STATED EXERCISE: Print the full listing exactly.

[Stored data]

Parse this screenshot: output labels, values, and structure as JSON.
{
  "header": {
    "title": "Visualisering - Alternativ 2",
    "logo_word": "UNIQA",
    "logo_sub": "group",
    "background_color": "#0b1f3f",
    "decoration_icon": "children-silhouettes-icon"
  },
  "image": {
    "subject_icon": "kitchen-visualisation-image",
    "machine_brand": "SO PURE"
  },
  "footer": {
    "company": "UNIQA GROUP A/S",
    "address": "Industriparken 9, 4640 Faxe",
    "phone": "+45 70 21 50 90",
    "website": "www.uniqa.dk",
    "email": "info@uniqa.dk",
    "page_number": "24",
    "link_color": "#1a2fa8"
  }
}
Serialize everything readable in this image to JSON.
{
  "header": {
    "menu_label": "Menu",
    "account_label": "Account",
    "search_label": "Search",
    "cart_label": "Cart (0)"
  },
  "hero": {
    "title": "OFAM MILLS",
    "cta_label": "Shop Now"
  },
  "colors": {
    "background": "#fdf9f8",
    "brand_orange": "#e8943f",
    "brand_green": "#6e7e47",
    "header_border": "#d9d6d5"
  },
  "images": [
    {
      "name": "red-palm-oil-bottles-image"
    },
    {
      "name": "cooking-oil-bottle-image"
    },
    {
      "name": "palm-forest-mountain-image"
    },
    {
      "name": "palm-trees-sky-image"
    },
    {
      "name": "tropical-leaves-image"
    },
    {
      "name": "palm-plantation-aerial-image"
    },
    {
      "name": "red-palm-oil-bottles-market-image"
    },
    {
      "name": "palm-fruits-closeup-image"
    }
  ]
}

REPLY:
Parse this screenshot: output labels, values, and structure as JSON.
{
  "header": {
    "title": "Visualisering - Alternativ 2",
    "logo_word": "UNIQA",
    "logo_sub": "group",
    "background_color": "#0b1f3f",
    "decoration_icon": "children-silhouettes-icon"
  },
  "image": {
    "subject_icon": "kitchen-visualisation-image",
    "machine_brand": "SO PURE"
  },
  "footer": {
    "company": "UNIQA GROUP A/S",
    "address": "Industriparken 9, 4640 Faxe",
    "phone": "+45 70 21 50 90",
    "website": "www.uniqa.dk",
    "email": "info@uniqa.dk",
    "page_number": "24",
    "link_color": "#1a2fa8"
  }
}
Serialize everything readable in this image to JSON.
{
  "header": {
    "menu_label": "Menu",
    "account_label": "Account",
    "search_label": "Search",
    "cart_label": "Cart (0)"
  },
  "hero": {
    "title": "OFAM MILLS",
    "cta_label": "Shop Now"
  },
  "colors": {
    "background": "#fdf9f8",
    "brand_orange": "#e8943f",
    "brand_green": "#6e7e47",
    "header_border": "#d9d6d5"
  },
  "images": [
    {
      "name": "red-palm-oil-bottles-image"
    },
    {
      "name": "cooking-oil-bottle-image"
    },
    {
      "name": "palm-forest-mountain-image"
    },
    {
      "name": "palm-trees-sky-image"
    },
    {
      "name": "tropical-leaves-image"
    },
    {
      "name": "palm-plantation-aerial-image"
    },
    {
      "name": "red-palm-oil-bottles-market-image"
    },
    {
      "name": "palm-fruits-closeup-image"
    }
  ]
}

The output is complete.